**JOB**
Copy out all lines of the records in which the word "this" appears.

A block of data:
○ ○ ○ ○ ○ ○ ○

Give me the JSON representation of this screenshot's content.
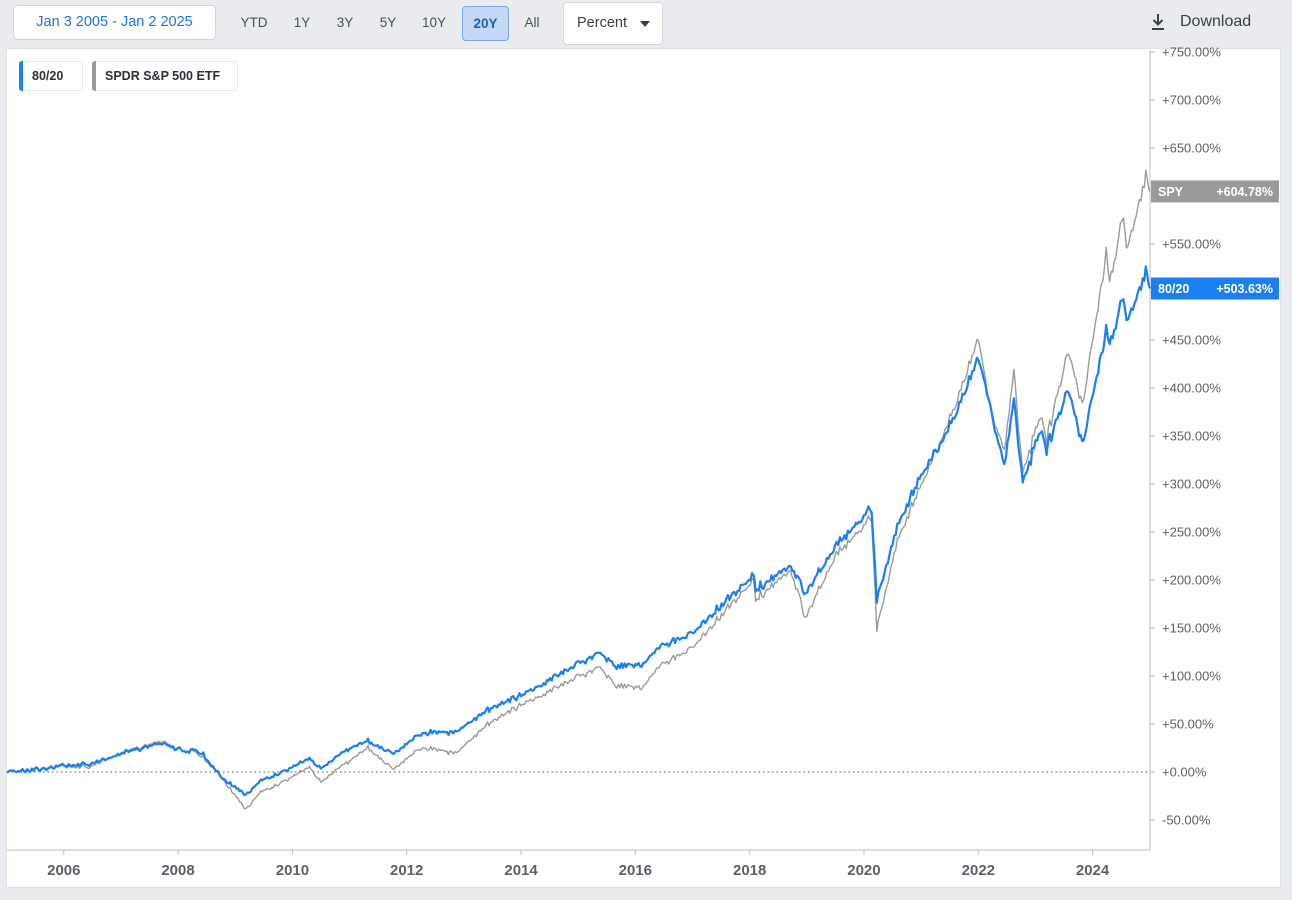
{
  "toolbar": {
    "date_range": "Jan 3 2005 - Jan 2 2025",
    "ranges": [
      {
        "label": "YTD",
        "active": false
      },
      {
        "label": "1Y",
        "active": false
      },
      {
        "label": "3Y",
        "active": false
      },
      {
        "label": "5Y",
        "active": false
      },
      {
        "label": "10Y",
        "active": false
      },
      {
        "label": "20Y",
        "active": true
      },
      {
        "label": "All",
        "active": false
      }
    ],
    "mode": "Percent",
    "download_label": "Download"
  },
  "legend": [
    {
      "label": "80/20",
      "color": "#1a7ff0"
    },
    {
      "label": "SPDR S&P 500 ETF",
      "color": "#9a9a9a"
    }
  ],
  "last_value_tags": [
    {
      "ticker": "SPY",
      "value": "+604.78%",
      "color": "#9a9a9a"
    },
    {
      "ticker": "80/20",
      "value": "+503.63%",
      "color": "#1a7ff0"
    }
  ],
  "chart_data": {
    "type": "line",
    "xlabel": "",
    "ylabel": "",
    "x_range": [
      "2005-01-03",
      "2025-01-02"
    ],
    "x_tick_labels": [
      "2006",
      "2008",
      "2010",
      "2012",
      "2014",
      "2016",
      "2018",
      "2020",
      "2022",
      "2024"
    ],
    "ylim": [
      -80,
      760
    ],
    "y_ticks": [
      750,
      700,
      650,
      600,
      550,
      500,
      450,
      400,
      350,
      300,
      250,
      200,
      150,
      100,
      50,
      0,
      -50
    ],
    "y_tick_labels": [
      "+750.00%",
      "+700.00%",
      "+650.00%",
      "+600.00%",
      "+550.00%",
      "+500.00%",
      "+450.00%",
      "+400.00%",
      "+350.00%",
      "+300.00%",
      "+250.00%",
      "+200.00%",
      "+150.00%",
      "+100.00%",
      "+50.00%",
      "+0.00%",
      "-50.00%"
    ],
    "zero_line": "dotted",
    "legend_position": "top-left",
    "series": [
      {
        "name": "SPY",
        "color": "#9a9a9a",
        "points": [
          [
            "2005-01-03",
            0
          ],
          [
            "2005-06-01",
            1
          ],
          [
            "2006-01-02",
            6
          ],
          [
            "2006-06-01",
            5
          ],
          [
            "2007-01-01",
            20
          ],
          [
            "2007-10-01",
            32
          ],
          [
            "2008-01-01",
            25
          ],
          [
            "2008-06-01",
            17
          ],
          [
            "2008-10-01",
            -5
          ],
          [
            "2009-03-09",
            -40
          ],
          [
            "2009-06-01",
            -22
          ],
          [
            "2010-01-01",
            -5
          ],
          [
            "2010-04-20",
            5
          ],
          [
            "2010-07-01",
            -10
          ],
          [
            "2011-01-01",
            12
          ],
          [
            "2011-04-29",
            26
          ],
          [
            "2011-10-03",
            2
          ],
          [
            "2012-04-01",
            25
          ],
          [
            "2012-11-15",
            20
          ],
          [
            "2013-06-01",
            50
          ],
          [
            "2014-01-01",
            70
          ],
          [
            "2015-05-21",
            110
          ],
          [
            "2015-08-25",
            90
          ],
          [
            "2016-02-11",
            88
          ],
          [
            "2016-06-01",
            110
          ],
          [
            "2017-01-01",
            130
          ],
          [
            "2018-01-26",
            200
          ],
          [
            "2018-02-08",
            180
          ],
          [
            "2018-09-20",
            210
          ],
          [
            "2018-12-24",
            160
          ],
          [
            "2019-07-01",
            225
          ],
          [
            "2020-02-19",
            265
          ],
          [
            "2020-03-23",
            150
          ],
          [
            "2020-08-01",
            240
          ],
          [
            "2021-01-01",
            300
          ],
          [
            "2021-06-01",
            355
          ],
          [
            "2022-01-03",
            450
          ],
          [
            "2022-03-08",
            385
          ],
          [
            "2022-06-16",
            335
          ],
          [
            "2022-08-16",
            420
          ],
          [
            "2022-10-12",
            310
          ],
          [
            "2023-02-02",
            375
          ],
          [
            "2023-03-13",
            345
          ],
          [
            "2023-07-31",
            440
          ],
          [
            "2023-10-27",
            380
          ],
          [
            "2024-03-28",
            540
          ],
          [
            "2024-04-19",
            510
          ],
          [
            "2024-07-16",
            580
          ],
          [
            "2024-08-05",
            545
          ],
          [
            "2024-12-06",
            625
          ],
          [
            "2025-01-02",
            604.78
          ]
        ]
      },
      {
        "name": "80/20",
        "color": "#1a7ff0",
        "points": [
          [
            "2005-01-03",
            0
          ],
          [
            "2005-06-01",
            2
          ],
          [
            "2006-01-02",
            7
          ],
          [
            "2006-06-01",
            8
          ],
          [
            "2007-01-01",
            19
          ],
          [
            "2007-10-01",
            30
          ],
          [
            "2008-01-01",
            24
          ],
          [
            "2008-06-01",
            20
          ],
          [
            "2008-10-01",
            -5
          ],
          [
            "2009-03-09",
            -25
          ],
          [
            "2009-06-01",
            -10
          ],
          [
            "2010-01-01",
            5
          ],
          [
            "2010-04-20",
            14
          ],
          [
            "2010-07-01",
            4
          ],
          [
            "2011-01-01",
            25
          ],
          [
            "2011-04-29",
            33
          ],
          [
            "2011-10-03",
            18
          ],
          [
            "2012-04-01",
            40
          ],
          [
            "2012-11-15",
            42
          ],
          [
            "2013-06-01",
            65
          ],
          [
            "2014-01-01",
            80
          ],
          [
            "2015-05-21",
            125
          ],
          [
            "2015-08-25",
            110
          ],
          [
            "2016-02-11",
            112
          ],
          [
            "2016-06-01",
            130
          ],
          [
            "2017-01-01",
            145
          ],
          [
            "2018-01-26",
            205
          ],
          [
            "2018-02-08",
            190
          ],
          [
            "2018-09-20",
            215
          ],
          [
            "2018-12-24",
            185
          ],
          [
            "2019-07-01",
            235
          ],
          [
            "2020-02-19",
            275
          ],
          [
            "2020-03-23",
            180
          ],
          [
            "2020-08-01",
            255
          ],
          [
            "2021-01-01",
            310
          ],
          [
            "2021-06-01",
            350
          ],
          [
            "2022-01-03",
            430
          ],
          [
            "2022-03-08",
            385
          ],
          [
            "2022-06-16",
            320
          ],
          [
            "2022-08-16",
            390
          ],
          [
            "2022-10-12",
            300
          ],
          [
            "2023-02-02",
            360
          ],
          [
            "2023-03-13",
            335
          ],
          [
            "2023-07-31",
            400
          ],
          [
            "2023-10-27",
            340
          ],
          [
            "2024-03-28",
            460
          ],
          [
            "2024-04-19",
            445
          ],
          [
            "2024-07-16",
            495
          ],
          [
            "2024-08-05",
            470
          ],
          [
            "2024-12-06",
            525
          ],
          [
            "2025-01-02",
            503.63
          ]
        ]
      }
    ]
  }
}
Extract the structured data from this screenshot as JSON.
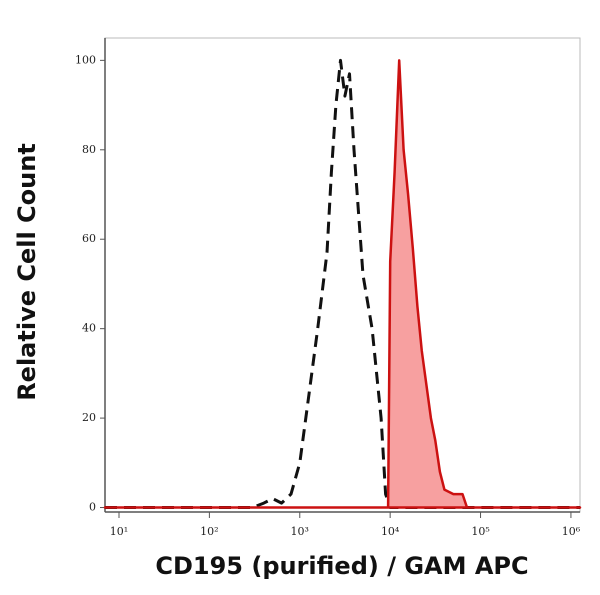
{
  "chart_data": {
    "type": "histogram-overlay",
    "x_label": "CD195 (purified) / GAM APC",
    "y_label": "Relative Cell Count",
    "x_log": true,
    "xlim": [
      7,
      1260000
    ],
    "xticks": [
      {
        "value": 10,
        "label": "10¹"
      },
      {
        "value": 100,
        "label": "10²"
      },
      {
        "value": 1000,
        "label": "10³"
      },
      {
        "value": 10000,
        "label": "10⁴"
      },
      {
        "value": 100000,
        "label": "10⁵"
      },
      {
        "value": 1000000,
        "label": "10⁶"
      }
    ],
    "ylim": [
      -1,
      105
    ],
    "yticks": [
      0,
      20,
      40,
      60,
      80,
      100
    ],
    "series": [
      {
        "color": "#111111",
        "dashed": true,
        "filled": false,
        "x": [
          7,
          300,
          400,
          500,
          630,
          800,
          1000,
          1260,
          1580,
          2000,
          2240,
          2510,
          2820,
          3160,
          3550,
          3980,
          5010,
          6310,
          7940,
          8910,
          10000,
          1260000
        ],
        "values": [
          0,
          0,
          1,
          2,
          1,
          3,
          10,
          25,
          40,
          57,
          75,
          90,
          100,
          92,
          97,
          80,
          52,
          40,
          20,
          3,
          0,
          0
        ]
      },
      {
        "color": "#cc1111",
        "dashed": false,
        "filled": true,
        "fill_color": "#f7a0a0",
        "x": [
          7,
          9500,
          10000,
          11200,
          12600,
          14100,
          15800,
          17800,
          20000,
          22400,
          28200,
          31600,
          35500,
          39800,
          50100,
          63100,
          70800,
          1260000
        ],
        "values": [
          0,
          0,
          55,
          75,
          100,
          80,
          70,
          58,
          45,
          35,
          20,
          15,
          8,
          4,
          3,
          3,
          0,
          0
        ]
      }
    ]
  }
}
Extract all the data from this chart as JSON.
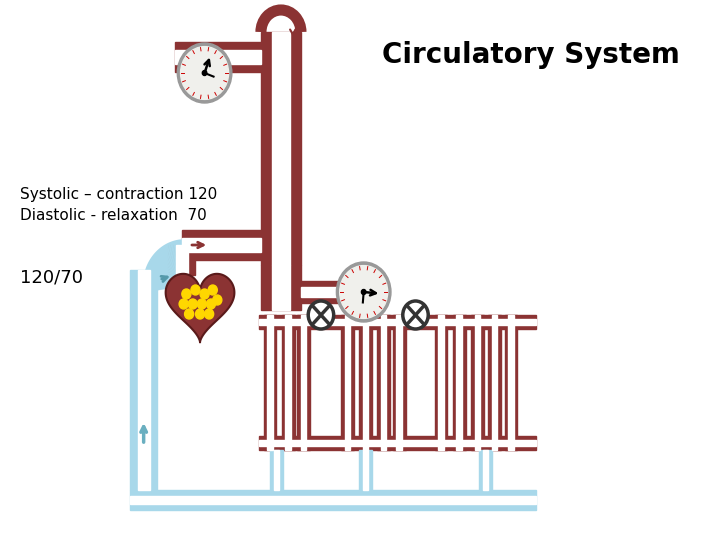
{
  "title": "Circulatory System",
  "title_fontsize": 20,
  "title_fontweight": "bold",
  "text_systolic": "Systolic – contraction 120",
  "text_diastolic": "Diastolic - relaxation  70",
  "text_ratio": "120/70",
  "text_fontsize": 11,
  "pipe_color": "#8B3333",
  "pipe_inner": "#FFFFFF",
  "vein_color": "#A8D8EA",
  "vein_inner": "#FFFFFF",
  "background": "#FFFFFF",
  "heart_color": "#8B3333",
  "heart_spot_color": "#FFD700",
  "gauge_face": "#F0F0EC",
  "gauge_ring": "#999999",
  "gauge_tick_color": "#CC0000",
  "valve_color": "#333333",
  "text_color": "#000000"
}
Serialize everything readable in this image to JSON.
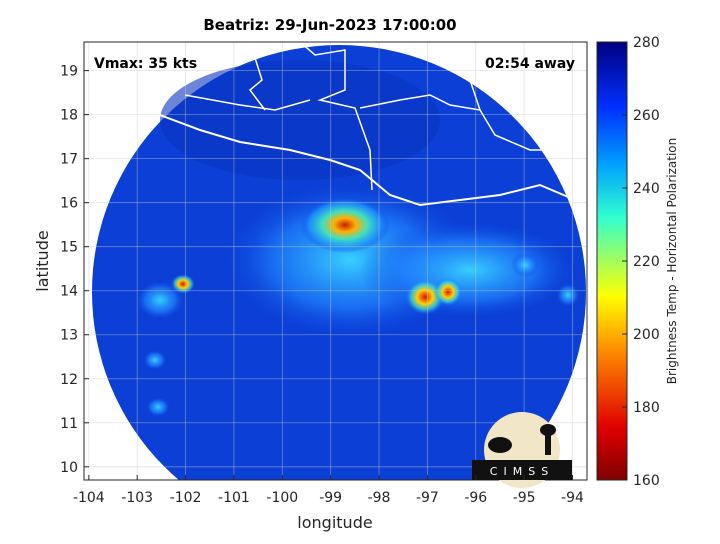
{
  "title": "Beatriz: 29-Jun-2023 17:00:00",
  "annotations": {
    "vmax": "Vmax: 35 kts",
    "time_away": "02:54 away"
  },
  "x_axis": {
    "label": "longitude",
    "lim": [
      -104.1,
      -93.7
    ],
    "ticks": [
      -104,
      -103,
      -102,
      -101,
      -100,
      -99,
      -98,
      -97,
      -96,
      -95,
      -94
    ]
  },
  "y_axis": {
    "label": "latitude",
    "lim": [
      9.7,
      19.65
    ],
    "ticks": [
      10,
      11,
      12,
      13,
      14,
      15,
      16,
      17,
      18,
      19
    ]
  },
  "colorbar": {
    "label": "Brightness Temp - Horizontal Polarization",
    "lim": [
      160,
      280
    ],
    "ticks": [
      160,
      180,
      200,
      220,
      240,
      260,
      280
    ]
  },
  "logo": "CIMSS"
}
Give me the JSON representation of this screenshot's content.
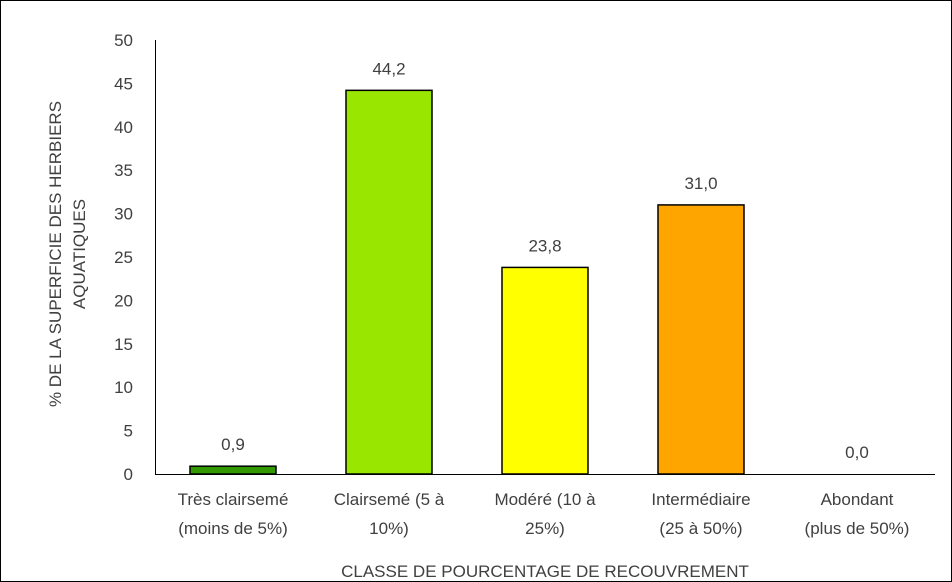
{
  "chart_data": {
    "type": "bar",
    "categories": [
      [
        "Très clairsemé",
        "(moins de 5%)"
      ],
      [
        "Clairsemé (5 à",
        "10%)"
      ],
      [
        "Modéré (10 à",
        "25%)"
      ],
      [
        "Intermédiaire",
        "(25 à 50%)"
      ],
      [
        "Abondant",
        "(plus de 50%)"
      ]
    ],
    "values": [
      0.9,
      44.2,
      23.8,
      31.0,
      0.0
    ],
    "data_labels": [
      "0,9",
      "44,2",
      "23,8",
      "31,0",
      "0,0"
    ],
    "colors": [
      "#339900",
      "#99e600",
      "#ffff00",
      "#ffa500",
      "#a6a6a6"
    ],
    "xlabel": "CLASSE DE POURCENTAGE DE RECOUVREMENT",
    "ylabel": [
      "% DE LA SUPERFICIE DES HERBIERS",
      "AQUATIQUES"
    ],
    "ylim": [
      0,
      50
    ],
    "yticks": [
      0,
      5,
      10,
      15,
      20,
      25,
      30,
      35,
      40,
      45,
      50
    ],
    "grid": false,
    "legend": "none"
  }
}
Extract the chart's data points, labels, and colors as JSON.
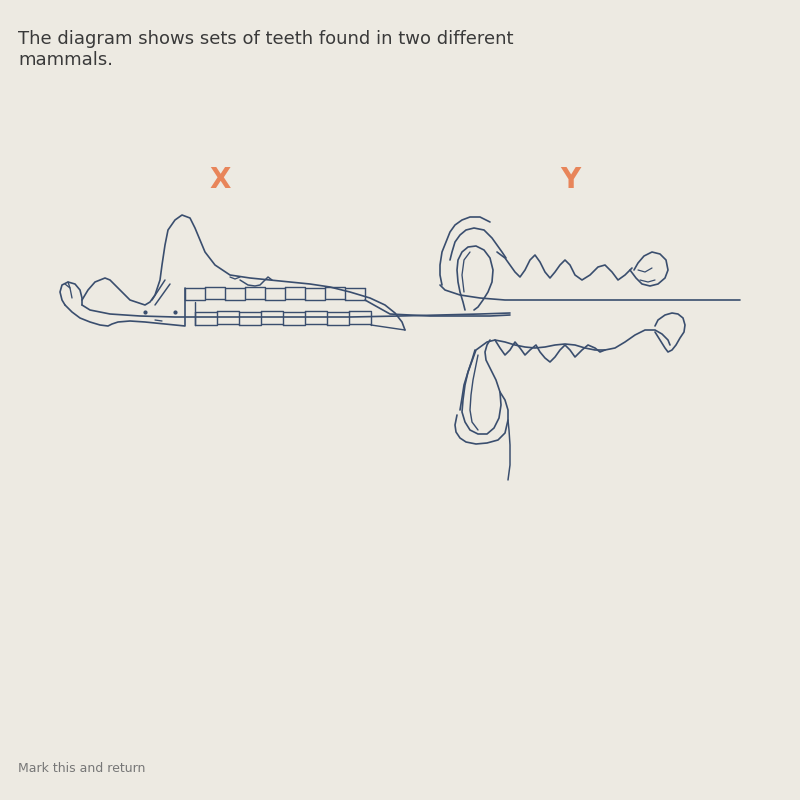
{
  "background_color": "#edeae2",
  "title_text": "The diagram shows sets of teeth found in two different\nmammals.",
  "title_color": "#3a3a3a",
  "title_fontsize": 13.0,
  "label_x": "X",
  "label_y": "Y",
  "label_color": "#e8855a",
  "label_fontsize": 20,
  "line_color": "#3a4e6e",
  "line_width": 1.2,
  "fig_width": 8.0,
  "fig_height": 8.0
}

○ ○ ○ ○ ○ ○ ○

**THE SOLUTION**
Give me the JSON representation of this screenshot's content.
Extract the structured data from this screenshot as JSON.
Extract all the data from this chart as JSON.
Serialize everything readable in this image to JSON.
Give me the JSON representation of this screenshot's content.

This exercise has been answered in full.